--- PROVIDED DATA ---

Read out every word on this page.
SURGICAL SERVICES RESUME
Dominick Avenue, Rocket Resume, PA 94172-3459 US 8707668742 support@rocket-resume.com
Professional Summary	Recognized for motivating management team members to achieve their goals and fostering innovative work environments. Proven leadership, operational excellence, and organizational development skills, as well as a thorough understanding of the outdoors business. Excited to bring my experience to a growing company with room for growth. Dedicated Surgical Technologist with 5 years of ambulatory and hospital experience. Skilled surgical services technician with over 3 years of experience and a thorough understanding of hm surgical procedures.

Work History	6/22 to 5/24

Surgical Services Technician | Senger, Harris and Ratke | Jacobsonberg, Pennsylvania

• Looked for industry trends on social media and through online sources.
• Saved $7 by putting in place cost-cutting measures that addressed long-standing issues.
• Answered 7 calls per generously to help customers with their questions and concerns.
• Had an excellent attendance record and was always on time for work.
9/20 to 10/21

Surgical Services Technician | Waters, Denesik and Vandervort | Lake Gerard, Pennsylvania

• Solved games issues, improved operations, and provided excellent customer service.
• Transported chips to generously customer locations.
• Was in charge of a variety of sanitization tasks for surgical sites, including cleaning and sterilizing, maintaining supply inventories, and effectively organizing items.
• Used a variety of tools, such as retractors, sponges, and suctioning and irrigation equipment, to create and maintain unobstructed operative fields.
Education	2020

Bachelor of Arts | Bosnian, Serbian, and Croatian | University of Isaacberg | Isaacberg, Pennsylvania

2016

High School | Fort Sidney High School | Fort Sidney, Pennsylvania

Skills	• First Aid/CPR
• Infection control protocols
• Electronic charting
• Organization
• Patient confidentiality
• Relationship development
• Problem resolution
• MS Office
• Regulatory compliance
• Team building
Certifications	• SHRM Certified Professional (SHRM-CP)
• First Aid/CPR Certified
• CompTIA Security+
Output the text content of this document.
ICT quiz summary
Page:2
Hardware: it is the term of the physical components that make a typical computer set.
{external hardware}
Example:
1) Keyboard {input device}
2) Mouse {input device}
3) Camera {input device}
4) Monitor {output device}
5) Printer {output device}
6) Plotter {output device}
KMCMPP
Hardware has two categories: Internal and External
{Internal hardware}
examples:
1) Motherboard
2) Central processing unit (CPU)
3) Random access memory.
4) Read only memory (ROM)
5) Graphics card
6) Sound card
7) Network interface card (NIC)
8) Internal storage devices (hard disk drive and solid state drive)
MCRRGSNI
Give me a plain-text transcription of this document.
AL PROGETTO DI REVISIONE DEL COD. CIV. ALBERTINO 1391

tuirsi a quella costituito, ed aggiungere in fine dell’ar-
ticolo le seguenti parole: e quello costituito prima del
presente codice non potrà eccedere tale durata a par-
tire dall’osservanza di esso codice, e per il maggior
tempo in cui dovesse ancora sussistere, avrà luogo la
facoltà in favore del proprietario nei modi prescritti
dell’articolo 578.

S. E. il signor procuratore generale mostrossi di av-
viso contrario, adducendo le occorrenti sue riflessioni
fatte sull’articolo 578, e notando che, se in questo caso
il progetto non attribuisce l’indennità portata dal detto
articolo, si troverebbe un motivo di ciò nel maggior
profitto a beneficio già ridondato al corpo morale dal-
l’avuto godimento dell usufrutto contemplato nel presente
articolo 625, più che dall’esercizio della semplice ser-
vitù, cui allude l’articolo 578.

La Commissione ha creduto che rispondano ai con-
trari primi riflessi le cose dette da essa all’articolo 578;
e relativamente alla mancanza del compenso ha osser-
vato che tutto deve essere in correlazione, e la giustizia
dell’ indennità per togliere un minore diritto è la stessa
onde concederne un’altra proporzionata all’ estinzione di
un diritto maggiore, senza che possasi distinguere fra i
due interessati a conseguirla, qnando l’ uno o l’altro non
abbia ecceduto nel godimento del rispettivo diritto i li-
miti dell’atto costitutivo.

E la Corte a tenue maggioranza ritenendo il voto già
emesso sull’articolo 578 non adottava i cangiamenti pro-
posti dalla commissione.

---

- [WORK TO BE COMPLETED]
Tell how many lines hold the string "generously", giving the number and nothing else.

- [RESULT OF THE TASK]
2